RÉGIS LEFORT : Je ne le pense pas. Un rendement élevé n'est pas synonyme de hausse du cours, notamment si le taux de distribution des bénéfices est lui-même élevé, et il n'est pas forcément pérenne. PagesJaunes offre ainsi un rendement de 8 %, mais le titre n'a pas progressé depuis le début de l'année. Pire, Dreamnex, malgré un rendement de 7,5 %, cède plus de 20 %.
SÉBASTIEN KORCHIA : Le versement d'un dividende peut même être mal perçu. En effet, ces entreprises ont besoin d'investir pour financer cette croissance.
BRUNO LE CHEVALLIER : Je ne suis pas tout à fait d'accord. Le rendement peut être un atout non négligeable. Sur le long terme, 30 à 40 % de la performance des actions, valeurs moyennes et grandes capitalisations confondues, proviennent du dividende. Un fort rendement peut permettre de patienter en cas de période difficile ou d'absence de croissance. Il s'agit d'un critère d'autant moins « neutre » que la période de taux faible risque de durer.

DONNÉES FOURNIES >>
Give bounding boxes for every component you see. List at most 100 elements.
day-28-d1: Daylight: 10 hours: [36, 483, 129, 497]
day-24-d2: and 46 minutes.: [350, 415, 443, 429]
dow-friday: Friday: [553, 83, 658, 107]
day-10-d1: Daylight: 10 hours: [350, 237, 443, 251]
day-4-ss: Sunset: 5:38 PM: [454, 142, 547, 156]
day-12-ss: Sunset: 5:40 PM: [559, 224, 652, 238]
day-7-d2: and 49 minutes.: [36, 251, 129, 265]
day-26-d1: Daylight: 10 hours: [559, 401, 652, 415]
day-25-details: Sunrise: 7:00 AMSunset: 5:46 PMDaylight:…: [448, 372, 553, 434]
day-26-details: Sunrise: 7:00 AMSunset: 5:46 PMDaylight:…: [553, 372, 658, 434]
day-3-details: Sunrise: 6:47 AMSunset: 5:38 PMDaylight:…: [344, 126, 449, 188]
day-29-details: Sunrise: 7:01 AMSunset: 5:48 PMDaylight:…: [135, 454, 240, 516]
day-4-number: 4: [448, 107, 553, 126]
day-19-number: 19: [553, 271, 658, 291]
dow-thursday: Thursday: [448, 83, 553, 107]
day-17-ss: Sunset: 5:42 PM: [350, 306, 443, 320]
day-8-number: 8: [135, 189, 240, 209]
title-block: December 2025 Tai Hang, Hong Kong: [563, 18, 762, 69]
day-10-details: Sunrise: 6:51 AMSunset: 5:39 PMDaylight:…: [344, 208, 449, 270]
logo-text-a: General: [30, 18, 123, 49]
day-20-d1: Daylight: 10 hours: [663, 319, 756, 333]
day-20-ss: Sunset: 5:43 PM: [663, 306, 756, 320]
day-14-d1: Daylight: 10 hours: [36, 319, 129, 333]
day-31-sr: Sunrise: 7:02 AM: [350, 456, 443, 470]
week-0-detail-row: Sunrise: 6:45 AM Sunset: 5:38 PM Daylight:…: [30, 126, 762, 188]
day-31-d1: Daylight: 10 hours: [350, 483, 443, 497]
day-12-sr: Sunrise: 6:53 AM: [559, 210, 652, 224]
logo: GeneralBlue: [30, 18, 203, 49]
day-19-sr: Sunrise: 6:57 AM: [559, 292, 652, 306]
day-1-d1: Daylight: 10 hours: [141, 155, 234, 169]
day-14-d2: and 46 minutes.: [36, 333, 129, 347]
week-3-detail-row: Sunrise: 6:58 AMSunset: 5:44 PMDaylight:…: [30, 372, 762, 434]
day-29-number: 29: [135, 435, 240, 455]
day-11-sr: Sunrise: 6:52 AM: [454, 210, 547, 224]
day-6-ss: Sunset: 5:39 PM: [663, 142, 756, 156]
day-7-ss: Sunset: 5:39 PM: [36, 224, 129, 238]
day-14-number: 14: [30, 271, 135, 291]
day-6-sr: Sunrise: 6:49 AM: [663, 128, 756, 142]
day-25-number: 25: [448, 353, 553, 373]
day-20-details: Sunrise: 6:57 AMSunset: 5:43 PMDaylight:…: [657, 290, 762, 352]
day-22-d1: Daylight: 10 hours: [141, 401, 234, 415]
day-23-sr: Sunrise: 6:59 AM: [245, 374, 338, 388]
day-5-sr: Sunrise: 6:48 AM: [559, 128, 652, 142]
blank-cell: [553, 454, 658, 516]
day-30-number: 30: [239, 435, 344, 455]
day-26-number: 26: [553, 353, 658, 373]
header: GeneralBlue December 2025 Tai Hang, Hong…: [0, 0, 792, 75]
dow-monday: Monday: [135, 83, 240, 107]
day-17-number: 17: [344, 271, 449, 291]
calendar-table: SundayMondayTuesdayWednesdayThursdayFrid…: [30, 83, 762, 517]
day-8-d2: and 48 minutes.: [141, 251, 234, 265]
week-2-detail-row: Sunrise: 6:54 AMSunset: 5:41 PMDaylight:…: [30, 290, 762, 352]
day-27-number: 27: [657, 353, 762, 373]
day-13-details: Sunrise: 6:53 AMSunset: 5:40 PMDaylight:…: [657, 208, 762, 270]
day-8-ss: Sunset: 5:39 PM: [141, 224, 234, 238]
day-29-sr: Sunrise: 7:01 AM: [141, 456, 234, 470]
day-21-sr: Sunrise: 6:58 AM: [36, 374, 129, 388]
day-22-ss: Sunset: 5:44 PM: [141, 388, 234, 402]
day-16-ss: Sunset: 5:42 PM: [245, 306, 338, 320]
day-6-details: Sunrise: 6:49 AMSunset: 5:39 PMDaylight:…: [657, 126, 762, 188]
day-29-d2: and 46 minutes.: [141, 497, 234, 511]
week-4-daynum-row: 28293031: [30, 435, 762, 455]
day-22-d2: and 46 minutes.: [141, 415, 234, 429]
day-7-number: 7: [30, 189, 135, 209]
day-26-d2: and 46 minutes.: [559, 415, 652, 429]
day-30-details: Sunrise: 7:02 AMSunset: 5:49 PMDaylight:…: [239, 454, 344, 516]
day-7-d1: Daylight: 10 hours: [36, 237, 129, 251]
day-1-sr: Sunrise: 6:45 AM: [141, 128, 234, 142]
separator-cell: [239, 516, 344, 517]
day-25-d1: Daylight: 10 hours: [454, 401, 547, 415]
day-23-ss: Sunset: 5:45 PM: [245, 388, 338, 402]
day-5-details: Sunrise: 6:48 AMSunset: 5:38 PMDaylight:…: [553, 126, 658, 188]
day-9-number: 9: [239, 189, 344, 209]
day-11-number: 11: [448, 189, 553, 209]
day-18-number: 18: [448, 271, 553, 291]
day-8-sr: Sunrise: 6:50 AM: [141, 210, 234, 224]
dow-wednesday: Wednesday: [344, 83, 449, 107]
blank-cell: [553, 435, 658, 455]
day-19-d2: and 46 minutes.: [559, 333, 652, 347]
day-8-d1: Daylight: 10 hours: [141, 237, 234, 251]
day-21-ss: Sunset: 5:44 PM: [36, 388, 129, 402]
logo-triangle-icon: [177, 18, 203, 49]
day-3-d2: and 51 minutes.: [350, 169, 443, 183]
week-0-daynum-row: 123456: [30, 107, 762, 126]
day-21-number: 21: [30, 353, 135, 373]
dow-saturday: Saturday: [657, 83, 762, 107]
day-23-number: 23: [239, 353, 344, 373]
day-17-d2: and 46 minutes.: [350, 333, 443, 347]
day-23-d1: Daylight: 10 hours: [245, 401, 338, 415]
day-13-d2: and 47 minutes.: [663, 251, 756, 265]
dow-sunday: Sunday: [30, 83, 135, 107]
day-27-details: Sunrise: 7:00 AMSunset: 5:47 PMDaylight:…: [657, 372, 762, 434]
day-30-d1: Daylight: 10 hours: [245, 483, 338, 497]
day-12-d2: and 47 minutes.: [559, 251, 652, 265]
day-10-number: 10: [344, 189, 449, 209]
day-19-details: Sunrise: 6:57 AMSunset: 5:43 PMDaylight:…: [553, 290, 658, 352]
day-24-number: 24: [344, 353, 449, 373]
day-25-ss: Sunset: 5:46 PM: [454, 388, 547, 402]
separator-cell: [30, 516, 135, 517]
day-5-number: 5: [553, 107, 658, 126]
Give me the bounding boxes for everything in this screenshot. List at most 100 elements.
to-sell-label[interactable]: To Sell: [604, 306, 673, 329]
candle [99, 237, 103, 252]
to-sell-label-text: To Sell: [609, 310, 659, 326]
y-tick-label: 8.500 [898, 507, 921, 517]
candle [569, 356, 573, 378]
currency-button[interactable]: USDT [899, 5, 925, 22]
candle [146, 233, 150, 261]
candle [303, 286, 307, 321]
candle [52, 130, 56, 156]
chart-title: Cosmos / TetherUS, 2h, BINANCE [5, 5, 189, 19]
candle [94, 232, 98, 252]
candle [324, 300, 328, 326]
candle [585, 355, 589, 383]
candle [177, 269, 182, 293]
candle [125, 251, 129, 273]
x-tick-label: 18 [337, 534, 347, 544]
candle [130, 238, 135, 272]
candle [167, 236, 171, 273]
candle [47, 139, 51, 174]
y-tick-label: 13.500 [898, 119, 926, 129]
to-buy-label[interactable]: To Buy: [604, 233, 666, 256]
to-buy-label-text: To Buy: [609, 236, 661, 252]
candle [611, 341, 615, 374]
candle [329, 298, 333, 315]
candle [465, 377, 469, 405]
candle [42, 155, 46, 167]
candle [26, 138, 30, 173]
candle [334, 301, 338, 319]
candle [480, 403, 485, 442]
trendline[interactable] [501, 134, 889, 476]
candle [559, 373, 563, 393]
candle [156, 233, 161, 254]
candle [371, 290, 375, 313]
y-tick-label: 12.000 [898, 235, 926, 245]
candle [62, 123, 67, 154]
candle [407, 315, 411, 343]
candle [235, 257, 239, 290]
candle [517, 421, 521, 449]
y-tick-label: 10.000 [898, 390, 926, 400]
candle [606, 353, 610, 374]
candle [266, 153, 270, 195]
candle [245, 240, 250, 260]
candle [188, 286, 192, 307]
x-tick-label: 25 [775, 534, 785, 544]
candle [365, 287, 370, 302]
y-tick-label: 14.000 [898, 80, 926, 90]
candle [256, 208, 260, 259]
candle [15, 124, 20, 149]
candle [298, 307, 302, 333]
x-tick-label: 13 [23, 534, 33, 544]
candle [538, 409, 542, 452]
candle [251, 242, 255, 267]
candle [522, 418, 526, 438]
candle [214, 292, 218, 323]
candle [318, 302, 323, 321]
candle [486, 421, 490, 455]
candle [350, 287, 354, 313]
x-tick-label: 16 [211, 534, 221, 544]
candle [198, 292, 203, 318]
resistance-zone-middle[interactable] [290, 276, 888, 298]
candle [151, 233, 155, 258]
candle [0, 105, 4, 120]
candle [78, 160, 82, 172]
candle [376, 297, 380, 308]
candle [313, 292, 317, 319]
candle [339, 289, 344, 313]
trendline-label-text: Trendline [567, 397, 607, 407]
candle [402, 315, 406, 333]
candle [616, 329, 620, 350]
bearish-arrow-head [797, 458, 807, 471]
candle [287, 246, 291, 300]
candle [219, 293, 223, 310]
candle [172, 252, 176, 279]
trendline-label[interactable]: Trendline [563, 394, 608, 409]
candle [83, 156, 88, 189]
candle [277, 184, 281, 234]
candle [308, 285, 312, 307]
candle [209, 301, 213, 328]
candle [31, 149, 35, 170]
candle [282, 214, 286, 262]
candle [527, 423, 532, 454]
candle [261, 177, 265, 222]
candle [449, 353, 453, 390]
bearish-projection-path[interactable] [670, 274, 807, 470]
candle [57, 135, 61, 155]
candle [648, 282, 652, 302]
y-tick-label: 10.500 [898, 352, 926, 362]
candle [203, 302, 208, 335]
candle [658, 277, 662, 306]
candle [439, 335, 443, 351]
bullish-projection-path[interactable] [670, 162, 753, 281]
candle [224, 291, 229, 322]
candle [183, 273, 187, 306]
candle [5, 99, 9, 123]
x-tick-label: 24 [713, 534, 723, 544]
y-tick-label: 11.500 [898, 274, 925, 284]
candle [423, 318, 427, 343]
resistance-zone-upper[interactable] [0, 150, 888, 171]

À FAIRE 1 >> Reproduisez, s'il vous plaît, le passage de l'extrait sur le rendement des actions qui va de « RÉGIS LEFORT : Je » jusqu'à « financer cette croissance. » inclus.
À FAIRE 2 >>
Répondez aux questions suivantes d'après l'extrait sur le rendement des actions.
(a) Quel rendement PagesJaunes offre-t-il ?
(b) De combien le titre Dreamnex recule-t-il ?
(c) Sur le long terme, quelle part de la performance des actions provient du dividende ?
À FAIRE 3 >> Selon Sébastien Korchia dans l'extrait sur le rendement des actions, pourquoi le versement d'un dividende peut-il être mal perçu ?

VOTRE RÉPONSE 1 >>
RÉGIS LEFORT : Je ne le pense pas. Un rendement élevé n'est pas synonyme de hausse du cours, notamment si le taux de distribution des bénéfices est lui-même élevé, et il n'est pas forcément pérenne. PagesJaunes offre ainsi un rendement de 8 %, mais le titre n'a pas progressé depuis le début de l'année. Pire, Dreamnex, malgré un rendement de 7,5 %, cède plus de 20 %.
SÉBASTIEN KORCHIA : Le versement d'un dividende peut même être mal perçu. En effet, ces entreprises ont besoin d'investir pour financer cette croissance.

VOTRE RÉPONSE 2 >>
(a) 8 %.
(b) Plus de 20 %.
(c) De 30 à 40 %.

VOTRE RÉPONSE 3 >> Parce que ces entreprises ont besoin d'investir pour financer leur croissance.